→ **Source material**
▼
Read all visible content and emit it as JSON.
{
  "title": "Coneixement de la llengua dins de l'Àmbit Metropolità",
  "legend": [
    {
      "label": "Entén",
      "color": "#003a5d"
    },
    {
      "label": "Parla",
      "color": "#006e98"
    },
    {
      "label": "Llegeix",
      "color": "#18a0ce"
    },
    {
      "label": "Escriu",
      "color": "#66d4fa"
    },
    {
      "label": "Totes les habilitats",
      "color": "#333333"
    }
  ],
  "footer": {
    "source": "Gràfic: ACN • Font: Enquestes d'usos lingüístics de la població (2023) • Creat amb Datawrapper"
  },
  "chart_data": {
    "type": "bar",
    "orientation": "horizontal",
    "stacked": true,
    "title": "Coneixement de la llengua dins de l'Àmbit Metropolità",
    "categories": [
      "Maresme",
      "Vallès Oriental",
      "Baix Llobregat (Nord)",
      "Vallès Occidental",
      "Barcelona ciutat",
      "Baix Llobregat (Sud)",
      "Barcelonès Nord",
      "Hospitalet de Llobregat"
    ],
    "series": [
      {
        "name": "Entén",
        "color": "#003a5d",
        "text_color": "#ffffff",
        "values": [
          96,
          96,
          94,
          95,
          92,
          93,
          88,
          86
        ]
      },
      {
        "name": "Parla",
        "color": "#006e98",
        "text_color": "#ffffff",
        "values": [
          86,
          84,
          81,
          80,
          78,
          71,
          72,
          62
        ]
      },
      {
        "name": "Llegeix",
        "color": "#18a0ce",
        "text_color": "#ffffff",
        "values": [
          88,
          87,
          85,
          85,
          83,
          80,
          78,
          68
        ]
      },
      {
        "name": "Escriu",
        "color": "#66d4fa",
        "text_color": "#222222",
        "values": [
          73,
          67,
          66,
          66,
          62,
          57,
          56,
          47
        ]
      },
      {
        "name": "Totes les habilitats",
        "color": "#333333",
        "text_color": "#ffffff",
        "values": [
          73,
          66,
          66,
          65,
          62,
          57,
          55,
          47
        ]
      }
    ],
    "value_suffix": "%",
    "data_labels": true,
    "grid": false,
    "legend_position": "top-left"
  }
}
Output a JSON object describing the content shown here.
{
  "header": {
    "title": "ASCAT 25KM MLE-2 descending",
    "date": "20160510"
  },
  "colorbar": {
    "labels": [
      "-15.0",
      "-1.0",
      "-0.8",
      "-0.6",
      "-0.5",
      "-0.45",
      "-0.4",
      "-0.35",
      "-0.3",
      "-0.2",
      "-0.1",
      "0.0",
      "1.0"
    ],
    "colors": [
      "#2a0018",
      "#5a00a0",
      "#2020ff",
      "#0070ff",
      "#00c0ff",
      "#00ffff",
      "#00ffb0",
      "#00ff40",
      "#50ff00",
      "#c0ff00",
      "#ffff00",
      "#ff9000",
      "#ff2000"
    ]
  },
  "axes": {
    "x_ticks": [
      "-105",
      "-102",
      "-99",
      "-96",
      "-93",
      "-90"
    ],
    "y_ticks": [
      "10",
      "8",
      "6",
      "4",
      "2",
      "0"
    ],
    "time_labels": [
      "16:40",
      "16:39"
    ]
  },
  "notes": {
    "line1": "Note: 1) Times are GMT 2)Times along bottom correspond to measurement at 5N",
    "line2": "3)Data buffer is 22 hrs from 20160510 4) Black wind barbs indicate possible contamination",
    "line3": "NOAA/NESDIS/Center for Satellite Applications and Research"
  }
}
▲
→ **Exercise instructions**
Copy all of the data exactly.

→ **Task response**
Read all visible content and emit it as JSON.
{
  "title": "Coneixement de la llengua dins de l'Àmbit Metropolità",
  "legend": [
    {
      "label": "Entén",
      "color": "#003a5d"
    },
    {
      "label": "Parla",
      "color": "#006e98"
    },
    {
      "label": "Llegeix",
      "color": "#18a0ce"
    },
    {
      "label": "Escriu",
      "color": "#66d4fa"
    },
    {
      "label": "Totes les habilitats",
      "color": "#333333"
    }
  ],
  "footer": {
    "source": "Gràfic: ACN • Font: Enquestes d'usos lingüístics de la població (2023) • Creat amb Datawrapper"
  },
  "chart_data": {
    "type": "bar",
    "orientation": "horizontal",
    "stacked": true,
    "title": "Coneixement de la llengua dins de l'Àmbit Metropolità",
    "categories": [
      "Maresme",
      "Vallès Oriental",
      "Baix Llobregat (Nord)",
      "Vallès Occidental",
      "Barcelona ciutat",
      "Baix Llobregat (Sud)",
      "Barcelonès Nord",
      "Hospitalet de Llobregat"
    ],
    "series": [
      {
        "name": "Entén",
        "color": "#003a5d",
        "text_color": "#ffffff",
        "values": [
          96,
          96,
          94,
          95,
          92,
          93,
          88,
          86
        ]
      },
      {
        "name": "Parla",
        "color": "#006e98",
        "text_color": "#ffffff",
        "values": [
          86,
          84,
          81,
          80,
          78,
          71,
          72,
          62
        ]
      },
      {
        "name": "Llegeix",
        "color": "#18a0ce",
        "text_color": "#ffffff",
        "values": [
          88,
          87,
          85,
          85,
          83,
          80,
          78,
          68
        ]
      },
      {
        "name": "Escriu",
        "color": "#66d4fa",
        "text_color": "#222222",
        "values": [
          73,
          67,
          66,
          66,
          62,
          57,
          56,
          47
        ]
      },
      {
        "name": "Totes les habilitats",
        "color": "#333333",
        "text_color": "#ffffff",
        "values": [
          73,
          66,
          66,
          65,
          62,
          57,
          55,
          47
        ]
      }
    ],
    "value_suffix": "%",
    "data_labels": true,
    "grid": false,
    "legend_position": "top-left"
  }
}
Output a JSON object describing the content shown here.
{
  "header": {
    "title": "ASCAT 25KM MLE-2 descending",
    "date": "20160510"
  },
  "colorbar": {
    "labels": [
      "-15.0",
      "-1.0",
      "-0.8",
      "-0.6",
      "-0.5",
      "-0.45",
      "-0.4",
      "-0.35",
      "-0.3",
      "-0.2",
      "-0.1",
      "0.0",
      "1.0"
    ],
    "colors": [
      "#2a0018",
      "#5a00a0",
      "#2020ff",
      "#0070ff",
      "#00c0ff",
      "#00ffff",
      "#00ffb0",
      "#00ff40",
      "#50ff00",
      "#c0ff00",
      "#ffff00",
      "#ff9000",
      "#ff2000"
    ]
  },
  "axes": {
    "x_ticks": [
      "-105",
      "-102",
      "-99",
      "-96",
      "-93",
      "-90"
    ],
    "y_ticks": [
      "10",
      "8",
      "6",
      "4",
      "2",
      "0"
    ],
    "time_labels": [
      "16:40",
      "16:39"
    ]
  },
  "notes": {
    "line1": "Note: 1) Times are GMT 2)Times along bottom correspond to measurement at 5N",
    "line2": "3)Data buffer is 22 hrs from 20160510 4) Black wind barbs indicate possible contamination",
    "line3": "NOAA/NESDIS/Center for Satellite Applications and Research"
  }
}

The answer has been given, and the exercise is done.